REQUIRED TASK: Search the data for the string "ORIGINI" and extract every line where it appears.

SOURCE DATA:

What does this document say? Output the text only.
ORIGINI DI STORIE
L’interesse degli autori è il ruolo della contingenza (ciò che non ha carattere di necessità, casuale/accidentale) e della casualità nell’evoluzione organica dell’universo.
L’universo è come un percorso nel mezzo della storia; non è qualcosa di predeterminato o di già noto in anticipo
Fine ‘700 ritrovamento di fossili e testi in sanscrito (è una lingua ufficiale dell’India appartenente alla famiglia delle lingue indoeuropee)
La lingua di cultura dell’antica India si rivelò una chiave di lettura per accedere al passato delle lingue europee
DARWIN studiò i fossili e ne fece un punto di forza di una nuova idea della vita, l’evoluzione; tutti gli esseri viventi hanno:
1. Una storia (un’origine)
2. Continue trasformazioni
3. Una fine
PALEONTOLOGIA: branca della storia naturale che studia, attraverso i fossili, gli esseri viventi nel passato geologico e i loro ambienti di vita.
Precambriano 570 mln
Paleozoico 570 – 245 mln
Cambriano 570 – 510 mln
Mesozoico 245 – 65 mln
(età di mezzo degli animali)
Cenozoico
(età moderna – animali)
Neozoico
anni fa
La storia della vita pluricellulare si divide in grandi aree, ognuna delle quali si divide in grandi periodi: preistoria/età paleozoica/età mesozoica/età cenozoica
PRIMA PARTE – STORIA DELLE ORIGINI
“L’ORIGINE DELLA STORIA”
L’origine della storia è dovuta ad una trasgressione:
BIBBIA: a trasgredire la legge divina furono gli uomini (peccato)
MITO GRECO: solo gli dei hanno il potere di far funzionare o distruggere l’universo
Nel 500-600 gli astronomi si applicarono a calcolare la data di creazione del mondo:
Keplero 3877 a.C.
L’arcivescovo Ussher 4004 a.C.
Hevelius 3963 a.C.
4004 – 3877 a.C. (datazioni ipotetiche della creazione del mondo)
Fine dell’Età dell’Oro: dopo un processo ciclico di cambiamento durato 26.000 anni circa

THE ANSWER:
ORIGINI DI STORIE
PRIMA PARTE – STORIA DELLE ORIGINI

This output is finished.